- **RECORDS FOR THE EXERCISE**:

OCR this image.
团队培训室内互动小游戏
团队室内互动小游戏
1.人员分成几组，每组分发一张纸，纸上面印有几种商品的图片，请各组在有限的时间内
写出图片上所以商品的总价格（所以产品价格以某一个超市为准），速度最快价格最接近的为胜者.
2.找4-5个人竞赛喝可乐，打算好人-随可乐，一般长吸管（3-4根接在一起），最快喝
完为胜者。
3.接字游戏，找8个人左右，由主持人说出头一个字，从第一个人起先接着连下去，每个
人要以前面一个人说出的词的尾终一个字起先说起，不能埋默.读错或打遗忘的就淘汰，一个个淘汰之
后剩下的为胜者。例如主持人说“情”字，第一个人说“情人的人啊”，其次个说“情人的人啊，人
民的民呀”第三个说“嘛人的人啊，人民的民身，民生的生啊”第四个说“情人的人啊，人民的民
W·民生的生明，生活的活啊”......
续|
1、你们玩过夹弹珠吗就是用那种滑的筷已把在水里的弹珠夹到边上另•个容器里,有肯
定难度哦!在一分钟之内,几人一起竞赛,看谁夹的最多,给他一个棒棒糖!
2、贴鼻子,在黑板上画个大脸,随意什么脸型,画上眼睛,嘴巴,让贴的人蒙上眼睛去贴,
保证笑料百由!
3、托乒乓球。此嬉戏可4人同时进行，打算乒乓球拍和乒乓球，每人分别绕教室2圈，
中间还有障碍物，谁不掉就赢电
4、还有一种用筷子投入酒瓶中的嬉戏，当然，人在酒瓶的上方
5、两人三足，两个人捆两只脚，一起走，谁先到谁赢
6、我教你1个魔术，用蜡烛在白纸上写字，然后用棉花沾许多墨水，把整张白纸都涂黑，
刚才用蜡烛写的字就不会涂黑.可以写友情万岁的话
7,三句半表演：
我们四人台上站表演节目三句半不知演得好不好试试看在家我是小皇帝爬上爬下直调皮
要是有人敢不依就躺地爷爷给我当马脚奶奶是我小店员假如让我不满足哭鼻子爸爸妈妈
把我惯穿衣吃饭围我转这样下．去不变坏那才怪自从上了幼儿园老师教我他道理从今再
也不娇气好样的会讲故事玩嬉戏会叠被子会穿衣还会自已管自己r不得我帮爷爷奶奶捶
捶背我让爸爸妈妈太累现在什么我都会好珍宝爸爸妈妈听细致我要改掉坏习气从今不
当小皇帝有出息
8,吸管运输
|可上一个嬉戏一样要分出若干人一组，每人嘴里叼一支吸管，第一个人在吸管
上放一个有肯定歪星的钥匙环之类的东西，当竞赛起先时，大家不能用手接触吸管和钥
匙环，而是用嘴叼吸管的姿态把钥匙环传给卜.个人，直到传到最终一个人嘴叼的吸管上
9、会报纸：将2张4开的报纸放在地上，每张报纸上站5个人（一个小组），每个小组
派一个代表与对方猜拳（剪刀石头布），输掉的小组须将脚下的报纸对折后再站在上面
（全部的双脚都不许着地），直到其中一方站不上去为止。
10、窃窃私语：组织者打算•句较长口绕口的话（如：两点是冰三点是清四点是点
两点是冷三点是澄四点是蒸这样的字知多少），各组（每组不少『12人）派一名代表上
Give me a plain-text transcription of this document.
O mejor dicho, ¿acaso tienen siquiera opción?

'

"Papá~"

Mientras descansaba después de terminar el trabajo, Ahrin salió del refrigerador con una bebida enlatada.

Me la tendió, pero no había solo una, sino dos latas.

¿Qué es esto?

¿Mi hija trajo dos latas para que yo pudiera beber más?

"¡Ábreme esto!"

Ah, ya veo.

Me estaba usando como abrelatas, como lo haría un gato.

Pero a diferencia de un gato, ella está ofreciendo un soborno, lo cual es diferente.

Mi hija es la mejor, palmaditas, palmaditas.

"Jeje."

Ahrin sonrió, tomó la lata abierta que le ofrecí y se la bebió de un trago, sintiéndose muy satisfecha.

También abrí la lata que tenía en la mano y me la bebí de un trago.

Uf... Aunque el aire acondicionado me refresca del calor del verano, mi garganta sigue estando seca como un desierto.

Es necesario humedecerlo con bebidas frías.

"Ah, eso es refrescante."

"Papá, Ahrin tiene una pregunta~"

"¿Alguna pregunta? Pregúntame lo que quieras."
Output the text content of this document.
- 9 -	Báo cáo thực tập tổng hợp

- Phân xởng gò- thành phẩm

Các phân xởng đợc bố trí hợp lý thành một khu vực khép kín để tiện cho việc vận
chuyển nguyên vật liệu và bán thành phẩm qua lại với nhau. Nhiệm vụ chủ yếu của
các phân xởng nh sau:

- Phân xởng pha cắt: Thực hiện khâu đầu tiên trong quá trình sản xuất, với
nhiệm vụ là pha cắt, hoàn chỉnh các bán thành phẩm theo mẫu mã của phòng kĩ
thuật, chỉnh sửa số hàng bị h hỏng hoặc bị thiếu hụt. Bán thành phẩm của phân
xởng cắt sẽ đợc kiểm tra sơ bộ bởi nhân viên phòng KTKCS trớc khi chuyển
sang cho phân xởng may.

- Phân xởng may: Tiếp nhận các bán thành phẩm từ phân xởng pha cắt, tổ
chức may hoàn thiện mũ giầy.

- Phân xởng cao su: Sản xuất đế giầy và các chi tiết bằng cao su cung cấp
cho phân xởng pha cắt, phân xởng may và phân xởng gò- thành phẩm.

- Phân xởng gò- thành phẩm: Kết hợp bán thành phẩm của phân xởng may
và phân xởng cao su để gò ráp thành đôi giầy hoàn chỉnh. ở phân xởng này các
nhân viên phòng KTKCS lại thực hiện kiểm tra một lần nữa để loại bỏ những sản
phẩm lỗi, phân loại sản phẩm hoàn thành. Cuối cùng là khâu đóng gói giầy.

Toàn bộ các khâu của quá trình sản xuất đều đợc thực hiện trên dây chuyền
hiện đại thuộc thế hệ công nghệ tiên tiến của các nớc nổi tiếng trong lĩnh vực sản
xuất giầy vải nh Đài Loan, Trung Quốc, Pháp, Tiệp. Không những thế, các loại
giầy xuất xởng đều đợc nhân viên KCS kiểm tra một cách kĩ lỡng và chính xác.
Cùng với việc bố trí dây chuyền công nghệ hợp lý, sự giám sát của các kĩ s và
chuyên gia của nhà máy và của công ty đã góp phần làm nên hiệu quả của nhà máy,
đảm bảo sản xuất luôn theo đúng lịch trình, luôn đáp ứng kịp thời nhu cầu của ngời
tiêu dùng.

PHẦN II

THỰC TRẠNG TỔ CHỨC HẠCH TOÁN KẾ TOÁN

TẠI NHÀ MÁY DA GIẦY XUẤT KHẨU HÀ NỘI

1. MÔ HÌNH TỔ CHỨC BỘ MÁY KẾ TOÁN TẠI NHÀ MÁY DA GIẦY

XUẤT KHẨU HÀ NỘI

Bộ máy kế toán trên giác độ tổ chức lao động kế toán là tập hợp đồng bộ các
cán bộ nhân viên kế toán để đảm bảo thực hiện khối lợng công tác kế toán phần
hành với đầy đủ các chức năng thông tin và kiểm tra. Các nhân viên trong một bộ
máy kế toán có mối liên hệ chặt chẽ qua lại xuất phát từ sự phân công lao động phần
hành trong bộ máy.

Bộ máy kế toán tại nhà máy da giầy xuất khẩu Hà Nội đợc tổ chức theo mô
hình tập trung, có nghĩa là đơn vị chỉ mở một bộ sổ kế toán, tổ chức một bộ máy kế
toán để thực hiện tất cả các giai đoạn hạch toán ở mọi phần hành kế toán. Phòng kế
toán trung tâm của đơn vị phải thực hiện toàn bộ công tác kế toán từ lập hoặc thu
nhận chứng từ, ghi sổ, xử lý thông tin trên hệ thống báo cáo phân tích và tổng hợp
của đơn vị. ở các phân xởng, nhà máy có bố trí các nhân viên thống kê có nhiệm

- **CHALLENGE**: Write an exact transcription of every entry above.

- **SOLUTION TO THE EXERCISE**:
OCR this image.
团队培训室内互动小游戏
团队室内互动小游戏
1.人员分成几组，每组分发一张纸，纸上面印有几种商品的图片，请各组在有限的时间内
写出图片上所以商品的总价格（所以产品价格以某一个超市为准），速度最快价格最接近的为胜者.
2.找4-5个人竞赛喝可乐，打算好人-随可乐，一般长吸管（3-4根接在一起），最快喝
完为胜者。
3.接字游戏，找8个人左右，由主持人说出头一个字，从第一个人起先接着连下去，每个
人要以前面一个人说出的词的尾终一个字起先说起，不能埋默.读错或打遗忘的就淘汰，一个个淘汰之
后剩下的为胜者。例如主持人说“情”字，第一个人说“情人的人啊”，其次个说“情人的人啊，人
民的民呀”第三个说“嘛人的人啊，人民的民身，民生的生啊”第四个说“情人的人啊，人民的民
W·民生的生明，生活的活啊”......
续|
1、你们玩过夹弹珠吗就是用那种滑的筷已把在水里的弹珠夹到边上另•个容器里,有肯
定难度哦!在一分钟之内,几人一起竞赛,看谁夹的最多,给他一个棒棒糖!
2、贴鼻子,在黑板上画个大脸,随意什么脸型,画上眼睛,嘴巴,让贴的人蒙上眼睛去贴,
保证笑料百由!
3、托乒乓球。此嬉戏可4人同时进行，打算乒乓球拍和乒乓球，每人分别绕教室2圈，
中间还有障碍物，谁不掉就赢电
4、还有一种用筷子投入酒瓶中的嬉戏，当然，人在酒瓶的上方
5、两人三足，两个人捆两只脚，一起走，谁先到谁赢
6、我教你1个魔术，用蜡烛在白纸上写字，然后用棉花沾许多墨水，把整张白纸都涂黑，
刚才用蜡烛写的字就不会涂黑.可以写友情万岁的话
7,三句半表演：
我们四人台上站表演节目三句半不知演得好不好试试看在家我是小皇帝爬上爬下直调皮
要是有人敢不依就躺地爷爷给我当马脚奶奶是我小店员假如让我不满足哭鼻子爸爸妈妈
把我惯穿衣吃饭围我转这样下．去不变坏那才怪自从上了幼儿园老师教我他道理从今再
也不娇气好样的会讲故事玩嬉戏会叠被子会穿衣还会自已管自己r不得我帮爷爷奶奶捶
捶背我让爸爸妈妈太累现在什么我都会好珍宝爸爸妈妈听细致我要改掉坏习气从今不
当小皇帝有出息
8,吸管运输
|可上一个嬉戏一样要分出若干人一组，每人嘴里叼一支吸管，第一个人在吸管
上放一个有肯定歪星的钥匙环之类的东西，当竞赛起先时，大家不能用手接触吸管和钥
匙环，而是用嘴叼吸管的姿态把钥匙环传给卜.个人，直到传到最终一个人嘴叼的吸管上
9、会报纸：将2张4开的报纸放在地上，每张报纸上站5个人（一个小组），每个小组
派一个代表与对方猜拳（剪刀石头布），输掉的小组须将脚下的报纸对折后再站在上面
（全部的双脚都不许着地），直到其中一方站不上去为止。
10、窃窃私语：组织者打算•句较长口绕口的话（如：两点是冰三点是清四点是点
两点是冷三点是澄四点是蒸这样的字知多少），各组（每组不少『12人）派一名代表上
Give me a plain-text transcription of this document.
O mejor dicho, ¿acaso tienen siquiera opción?

'

"Papá~"

Mientras descansaba después de terminar el trabajo, Ahrin salió del refrigerador con una bebida enlatada.

Me la tendió, pero no había solo una, sino dos latas.

¿Qué es esto?

¿Mi hija trajo dos latas para que yo pudiera beber más?

"¡Ábreme esto!"

Ah, ya veo.

Me estaba usando como abrelatas, como lo haría un gato.

Pero a diferencia de un gato, ella está ofreciendo un soborno, lo cual es diferente.

Mi hija es la mejor, palmaditas, palmaditas.

"Jeje."

Ahrin sonrió, tomó la lata abierta que le ofrecí y se la bebió de un trago, sintiéndose muy satisfecha.

También abrí la lata que tenía en la mano y me la bebí de un trago.

Uf... Aunque el aire acondicionado me refresca del calor del verano, mi garganta sigue estando seca como un desierto.

Es necesario humedecerlo con bebidas frías.

"Ah, eso es refrescante."

"Papá, Ahrin tiene una pregunta~"

"¿Alguna pregunta? Pregúntame lo que quieras."
Output the text content of this document.
- 9 -	Báo cáo thực tập tổng hợp

- Phân xởng gò- thành phẩm

Các phân xởng đợc bố trí hợp lý thành một khu vực khép kín để tiện cho việc vận
chuyển nguyên vật liệu và bán thành phẩm qua lại với nhau. Nhiệm vụ chủ yếu của
các phân xởng nh sau:

- Phân xởng pha cắt: Thực hiện khâu đầu tiên trong quá trình sản xuất, với
nhiệm vụ là pha cắt, hoàn chỉnh các bán thành phẩm theo mẫu mã của phòng kĩ
thuật, chỉnh sửa số hàng bị h hỏng hoặc bị thiếu hụt. Bán thành phẩm của phân
xởng cắt sẽ đợc kiểm tra sơ bộ bởi nhân viên phòng KTKCS trớc khi chuyển
sang cho phân xởng may.

- Phân xởng may: Tiếp nhận các bán thành phẩm từ phân xởng pha cắt, tổ
chức may hoàn thiện mũ giầy.

- Phân xởng cao su: Sản xuất đế giầy và các chi tiết bằng cao su cung cấp
cho phân xởng pha cắt, phân xởng may và phân xởng gò- thành phẩm.

- Phân xởng gò- thành phẩm: Kết hợp bán thành phẩm của phân xởng may
và phân xởng cao su để gò ráp thành đôi giầy hoàn chỉnh. ở phân xởng này các
nhân viên phòng KTKCS lại thực hiện kiểm tra một lần nữa để loại bỏ những sản
phẩm lỗi, phân loại sản phẩm hoàn thành. Cuối cùng là khâu đóng gói giầy.

Toàn bộ các khâu của quá trình sản xuất đều đợc thực hiện trên dây chuyền
hiện đại thuộc thế hệ công nghệ tiên tiến của các nớc nổi tiếng trong lĩnh vực sản
xuất giầy vải nh Đài Loan, Trung Quốc, Pháp, Tiệp. Không những thế, các loại
giầy xuất xởng đều đợc nhân viên KCS kiểm tra một cách kĩ lỡng và chính xác.
Cùng với việc bố trí dây chuyền công nghệ hợp lý, sự giám sát của các kĩ s và
chuyên gia của nhà máy và của công ty đã góp phần làm nên hiệu quả của nhà máy,
đảm bảo sản xuất luôn theo đúng lịch trình, luôn đáp ứng kịp thời nhu cầu của ngời
tiêu dùng.

PHẦN II

THỰC TRẠNG TỔ CHỨC HẠCH TOÁN KẾ TOÁN

TẠI NHÀ MÁY DA GIẦY XUẤT KHẨU HÀ NỘI

1. MÔ HÌNH TỔ CHỨC BỘ MÁY KẾ TOÁN TẠI NHÀ MÁY DA GIẦY

XUẤT KHẨU HÀ NỘI

Bộ máy kế toán trên giác độ tổ chức lao động kế toán là tập hợp đồng bộ các
cán bộ nhân viên kế toán để đảm bảo thực hiện khối lợng công tác kế toán phần
hành với đầy đủ các chức năng thông tin và kiểm tra. Các nhân viên trong một bộ
máy kế toán có mối liên hệ chặt chẽ qua lại xuất phát từ sự phân công lao động phần
hành trong bộ máy.

Bộ máy kế toán tại nhà máy da giầy xuất khẩu Hà Nội đợc tổ chức theo mô
hình tập trung, có nghĩa là đơn vị chỉ mở một bộ sổ kế toán, tổ chức một bộ máy kế
toán để thực hiện tất cả các giai đoạn hạch toán ở mọi phần hành kế toán. Phòng kế
toán trung tâm của đơn vị phải thực hiện toàn bộ công tác kế toán từ lập hoặc thu
nhận chứng từ, ghi sổ, xử lý thông tin trên hệ thống báo cáo phân tích và tổng hợp
của đơn vị. ở các phân xởng, nhà máy có bố trí các nhân viên thống kê có nhiệm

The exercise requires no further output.